Directions> Print the data exactly, leaving nothing out.

Supplied records>
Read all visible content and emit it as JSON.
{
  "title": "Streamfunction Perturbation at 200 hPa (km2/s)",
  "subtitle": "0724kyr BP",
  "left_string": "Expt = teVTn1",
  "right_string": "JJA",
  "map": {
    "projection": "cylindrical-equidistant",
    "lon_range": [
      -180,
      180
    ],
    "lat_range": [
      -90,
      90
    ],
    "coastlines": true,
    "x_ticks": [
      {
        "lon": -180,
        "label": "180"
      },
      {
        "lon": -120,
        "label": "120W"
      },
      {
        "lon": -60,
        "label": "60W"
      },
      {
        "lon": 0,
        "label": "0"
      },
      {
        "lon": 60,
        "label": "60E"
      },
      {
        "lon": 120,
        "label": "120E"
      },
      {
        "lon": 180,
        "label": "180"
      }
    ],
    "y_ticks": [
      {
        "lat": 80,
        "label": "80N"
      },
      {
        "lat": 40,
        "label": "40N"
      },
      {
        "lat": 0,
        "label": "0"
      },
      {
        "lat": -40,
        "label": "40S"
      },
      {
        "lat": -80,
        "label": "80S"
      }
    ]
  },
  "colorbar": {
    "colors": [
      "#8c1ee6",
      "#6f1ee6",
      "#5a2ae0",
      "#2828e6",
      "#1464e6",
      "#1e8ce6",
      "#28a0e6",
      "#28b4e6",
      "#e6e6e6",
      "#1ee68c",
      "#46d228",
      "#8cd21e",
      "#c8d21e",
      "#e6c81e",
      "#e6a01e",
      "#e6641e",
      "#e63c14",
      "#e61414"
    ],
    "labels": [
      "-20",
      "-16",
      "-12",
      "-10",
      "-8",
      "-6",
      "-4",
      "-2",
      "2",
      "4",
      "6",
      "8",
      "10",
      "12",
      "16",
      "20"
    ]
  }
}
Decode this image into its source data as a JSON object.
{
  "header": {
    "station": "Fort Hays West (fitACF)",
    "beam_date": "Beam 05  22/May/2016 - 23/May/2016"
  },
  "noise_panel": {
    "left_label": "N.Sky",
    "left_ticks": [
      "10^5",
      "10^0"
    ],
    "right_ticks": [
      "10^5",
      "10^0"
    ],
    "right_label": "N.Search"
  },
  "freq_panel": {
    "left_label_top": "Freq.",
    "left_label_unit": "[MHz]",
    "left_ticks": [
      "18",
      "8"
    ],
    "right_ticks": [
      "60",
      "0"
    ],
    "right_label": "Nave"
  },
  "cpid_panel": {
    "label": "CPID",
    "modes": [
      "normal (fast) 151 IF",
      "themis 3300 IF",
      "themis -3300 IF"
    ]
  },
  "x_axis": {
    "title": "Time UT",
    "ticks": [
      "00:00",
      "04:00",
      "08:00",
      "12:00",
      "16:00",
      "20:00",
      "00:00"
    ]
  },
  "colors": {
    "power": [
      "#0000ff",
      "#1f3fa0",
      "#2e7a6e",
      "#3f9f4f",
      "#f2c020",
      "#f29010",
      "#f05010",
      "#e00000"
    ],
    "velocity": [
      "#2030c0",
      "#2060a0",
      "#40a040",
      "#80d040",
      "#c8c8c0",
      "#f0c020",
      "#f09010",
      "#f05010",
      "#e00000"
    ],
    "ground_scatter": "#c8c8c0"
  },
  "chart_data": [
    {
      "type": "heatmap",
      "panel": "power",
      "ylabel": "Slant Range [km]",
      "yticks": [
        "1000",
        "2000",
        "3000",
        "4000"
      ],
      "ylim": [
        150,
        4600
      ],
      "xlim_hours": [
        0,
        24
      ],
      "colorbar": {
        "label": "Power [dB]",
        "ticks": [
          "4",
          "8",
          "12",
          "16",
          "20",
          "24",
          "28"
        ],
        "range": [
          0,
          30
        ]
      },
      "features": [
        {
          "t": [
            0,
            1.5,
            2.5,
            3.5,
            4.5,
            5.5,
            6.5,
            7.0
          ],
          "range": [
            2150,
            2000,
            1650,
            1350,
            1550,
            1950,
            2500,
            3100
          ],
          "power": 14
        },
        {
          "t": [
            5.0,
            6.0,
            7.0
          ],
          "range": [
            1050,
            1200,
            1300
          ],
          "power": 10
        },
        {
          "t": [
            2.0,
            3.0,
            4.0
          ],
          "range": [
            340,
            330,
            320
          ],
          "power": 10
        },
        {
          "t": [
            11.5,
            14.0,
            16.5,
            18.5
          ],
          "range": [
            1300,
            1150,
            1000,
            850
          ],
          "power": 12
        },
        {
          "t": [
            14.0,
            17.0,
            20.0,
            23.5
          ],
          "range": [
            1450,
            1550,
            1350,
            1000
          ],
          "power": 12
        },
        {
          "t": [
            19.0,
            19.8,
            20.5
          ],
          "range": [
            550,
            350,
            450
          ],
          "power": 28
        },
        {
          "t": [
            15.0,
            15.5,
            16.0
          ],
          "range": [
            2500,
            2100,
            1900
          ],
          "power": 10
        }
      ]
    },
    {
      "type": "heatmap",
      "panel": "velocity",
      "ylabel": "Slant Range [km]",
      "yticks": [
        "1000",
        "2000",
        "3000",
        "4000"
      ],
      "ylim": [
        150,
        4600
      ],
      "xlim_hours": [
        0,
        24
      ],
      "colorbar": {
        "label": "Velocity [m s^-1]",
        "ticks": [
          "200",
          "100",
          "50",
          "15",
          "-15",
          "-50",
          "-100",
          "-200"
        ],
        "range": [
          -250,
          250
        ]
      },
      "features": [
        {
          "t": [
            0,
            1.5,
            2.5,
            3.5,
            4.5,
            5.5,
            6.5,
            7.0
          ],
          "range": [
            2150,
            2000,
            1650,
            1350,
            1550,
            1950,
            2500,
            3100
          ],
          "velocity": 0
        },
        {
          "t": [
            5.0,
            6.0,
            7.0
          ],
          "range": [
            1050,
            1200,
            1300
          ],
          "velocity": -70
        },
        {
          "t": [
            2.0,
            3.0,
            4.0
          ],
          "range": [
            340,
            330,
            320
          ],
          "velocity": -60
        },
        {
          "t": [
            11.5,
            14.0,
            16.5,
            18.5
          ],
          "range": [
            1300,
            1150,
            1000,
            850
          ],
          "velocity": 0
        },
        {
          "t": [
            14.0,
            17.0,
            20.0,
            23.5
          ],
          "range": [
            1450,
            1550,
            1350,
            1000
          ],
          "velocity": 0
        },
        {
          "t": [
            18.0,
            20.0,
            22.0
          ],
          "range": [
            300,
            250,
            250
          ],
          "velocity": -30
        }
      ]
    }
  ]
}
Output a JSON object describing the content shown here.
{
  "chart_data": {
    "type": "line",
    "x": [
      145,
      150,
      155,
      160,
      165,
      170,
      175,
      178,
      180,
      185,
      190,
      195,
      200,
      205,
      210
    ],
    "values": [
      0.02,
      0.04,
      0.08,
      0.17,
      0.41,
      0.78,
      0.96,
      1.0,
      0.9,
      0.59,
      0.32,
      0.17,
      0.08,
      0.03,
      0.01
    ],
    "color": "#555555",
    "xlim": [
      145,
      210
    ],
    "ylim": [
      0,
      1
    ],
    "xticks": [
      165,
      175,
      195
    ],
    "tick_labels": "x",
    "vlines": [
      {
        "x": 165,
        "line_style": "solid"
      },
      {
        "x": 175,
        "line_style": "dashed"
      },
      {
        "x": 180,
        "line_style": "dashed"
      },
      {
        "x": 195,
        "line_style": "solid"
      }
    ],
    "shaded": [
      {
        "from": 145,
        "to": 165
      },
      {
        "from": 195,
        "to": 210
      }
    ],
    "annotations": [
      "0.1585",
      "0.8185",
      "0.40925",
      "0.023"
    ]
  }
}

Exercise solution>
Read all visible content and emit it as JSON.
{
  "title": "Streamfunction Perturbation at 200 hPa (km2/s)",
  "subtitle": "0724kyr BP",
  "left_string": "Expt = teVTn1",
  "right_string": "JJA",
  "map": {
    "projection": "cylindrical-equidistant",
    "lon_range": [
      -180,
      180
    ],
    "lat_range": [
      -90,
      90
    ],
    "coastlines": true,
    "x_ticks": [
      {
        "lon": -180,
        "label": "180"
      },
      {
        "lon": -120,
        "label": "120W"
      },
      {
        "lon": -60,
        "label": "60W"
      },
      {
        "lon": 0,
        "label": "0"
      },
      {
        "lon": 60,
        "label": "60E"
      },
      {
        "lon": 120,
        "label": "120E"
      },
      {
        "lon": 180,
        "label": "180"
      }
    ],
    "y_ticks": [
      {
        "lat": 80,
        "label": "80N"
      },
      {
        "lat": 40,
        "label": "40N"
      },
      {
        "lat": 0,
        "label": "0"
      },
      {
        "lat": -40,
        "label": "40S"
      },
      {
        "lat": -80,
        "label": "80S"
      }
    ]
  },
  "colorbar": {
    "colors": [
      "#8c1ee6",
      "#6f1ee6",
      "#5a2ae0",
      "#2828e6",
      "#1464e6",
      "#1e8ce6",
      "#28a0e6",
      "#28b4e6",
      "#e6e6e6",
      "#1ee68c",
      "#46d228",
      "#8cd21e",
      "#c8d21e",
      "#e6c81e",
      "#e6a01e",
      "#e6641e",
      "#e63c14",
      "#e61414"
    ],
    "labels": [
      "-20",
      "-16",
      "-12",
      "-10",
      "-8",
      "-6",
      "-4",
      "-2",
      "2",
      "4",
      "6",
      "8",
      "10",
      "12",
      "16",
      "20"
    ]
  }
}
Decode this image into its source data as a JSON object.
{
  "header": {
    "station": "Fort Hays West (fitACF)",
    "beam_date": "Beam 05  22/May/2016 - 23/May/2016"
  },
  "noise_panel": {
    "left_label": "N.Sky",
    "left_ticks": [
      "10^5",
      "10^0"
    ],
    "right_ticks": [
      "10^5",
      "10^0"
    ],
    "right_label": "N.Search"
  },
  "freq_panel": {
    "left_label_top": "Freq.",
    "left_label_unit": "[MHz]",
    "left_ticks": [
      "18",
      "8"
    ],
    "right_ticks": [
      "60",
      "0"
    ],
    "right_label": "Nave"
  },
  "cpid_panel": {
    "label": "CPID",
    "modes": [
      "normal (fast) 151 IF",
      "themis 3300 IF",
      "themis -3300 IF"
    ]
  },
  "x_axis": {
    "title": "Time UT",
    "ticks": [
      "00:00",
      "04:00",
      "08:00",
      "12:00",
      "16:00",
      "20:00",
      "00:00"
    ]
  },
  "colors": {
    "power": [
      "#0000ff",
      "#1f3fa0",
      "#2e7a6e",
      "#3f9f4f",
      "#f2c020",
      "#f29010",
      "#f05010",
      "#e00000"
    ],
    "velocity": [
      "#2030c0",
      "#2060a0",
      "#40a040",
      "#80d040",
      "#c8c8c0",
      "#f0c020",
      "#f09010",
      "#f05010",
      "#e00000"
    ],
    "ground_scatter": "#c8c8c0"
  },
  "chart_data": [
    {
      "type": "heatmap",
      "panel": "power",
      "ylabel": "Slant Range [km]",
      "yticks": [
        "1000",
        "2000",
        "3000",
        "4000"
      ],
      "ylim": [
        150,
        4600
      ],
      "xlim_hours": [
        0,
        24
      ],
      "colorbar": {
        "label": "Power [dB]",
        "ticks": [
          "4",
          "8",
          "12",
          "16",
          "20",
          "24",
          "28"
        ],
        "range": [
          0,
          30
        ]
      },
      "features": [
        {
          "t": [
            0,
            1.5,
            2.5,
            3.5,
            4.5,
            5.5,
            6.5,
            7.0
          ],
          "range": [
            2150,
            2000,
            1650,
            1350,
            1550,
            1950,
            2500,
            3100
          ],
          "power": 14
        },
        {
          "t": [
            5.0,
            6.0,
            7.0
          ],
          "range": [
            1050,
            1200,
            1300
          ],
          "power": 10
        },
        {
          "t": [
            2.0,
            3.0,
            4.0
          ],
          "range": [
            340,
            330,
            320
          ],
          "power": 10
        },
        {
          "t": [
            11.5,
            14.0,
            16.5,
            18.5
          ],
          "range": [
            1300,
            1150,
            1000,
            850
          ],
          "power": 12
        },
        {
          "t": [
            14.0,
            17.0,
            20.0,
            23.5
          ],
          "range": [
            1450,
            1550,
            1350,
            1000
          ],
          "power": 12
        },
        {
          "t": [
            19.0,
            19.8,
            20.5
          ],
          "range": [
            550,
            350,
            450
          ],
          "power": 28
        },
        {
          "t": [
            15.0,
            15.5,
            16.0
          ],
          "range": [
            2500,
            2100,
            1900
          ],
          "power": 10
        }
      ]
    },
    {
      "type": "heatmap",
      "panel": "velocity",
      "ylabel": "Slant Range [km]",
      "yticks": [
        "1000",
        "2000",
        "3000",
        "4000"
      ],
      "ylim": [
        150,
        4600
      ],
      "xlim_hours": [
        0,
        24
      ],
      "colorbar": {
        "label": "Velocity [m s^-1]",
        "ticks": [
          "200",
          "100",
          "50",
          "15",
          "-15",
          "-50",
          "-100",
          "-200"
        ],
        "range": [
          -250,
          250
        ]
      },
      "features": [
        {
          "t": [
            0,
            1.5,
            2.5,
            3.5,
            4.5,
            5.5,
            6.5,
            7.0
          ],
          "range": [
            2150,
            2000,
            1650,
            1350,
            1550,
            1950,
            2500,
            3100
          ],
          "velocity": 0
        },
        {
          "t": [
            5.0,
            6.0,
            7.0
          ],
          "range": [
            1050,
            1200,
            1300
          ],
          "velocity": -70
        },
        {
          "t": [
            2.0,
            3.0,
            4.0
          ],
          "range": [
            340,
            330,
            320
          ],
          "velocity": -60
        },
        {
          "t": [
            11.5,
            14.0,
            16.5,
            18.5
          ],
          "range": [
            1300,
            1150,
            1000,
            850
          ],
          "velocity": 0
        },
        {
          "t": [
            14.0,
            17.0,
            20.0,
            23.5
          ],
          "range": [
            1450,
            1550,
            1350,
            1000
          ],
          "velocity": 0
        },
        {
          "t": [
            18.0,
            20.0,
            22.0
          ],
          "range": [
            300,
            250,
            250
          ],
          "velocity": -30
        }
      ]
    }
  ]
}
Output a JSON object describing the content shown here.
{
  "chart_data": {
    "type": "line",
    "x": [
      145,
      150,
      155,
      160,
      165,
      170,
      175,
      178,
      180,
      185,
      190,
      195,
      200,
      205,
      210
    ],
    "values": [
      0.02,
      0.04,
      0.08,
      0.17,
      0.41,
      0.78,
      0.96,
      1.0,
      0.9,
      0.59,
      0.32,
      0.17,
      0.08,
      0.03,
      0.01
    ],
    "color": "#555555",
    "xlim": [
      145,
      210
    ],
    "ylim": [
      0,
      1
    ],
    "xticks": [
      165,
      175,
      195
    ],
    "tick_labels": "x",
    "vlines": [
      {
        "x": 165,
        "line_style": "solid"
      },
      {
        "x": 175,
        "line_style": "dashed"
      },
      {
        "x": 180,
        "line_style": "dashed"
      },
      {
        "x": 195,
        "line_style": "solid"
      }
    ],
    "shaded": [
      {
        "from": 145,
        "to": 165
      },
      {
        "from": 195,
        "to": 210
      }
    ],
    "annotations": [
      "0.1585",
      "0.8185",
      "0.40925",
      "0.023"
    ]
  }
}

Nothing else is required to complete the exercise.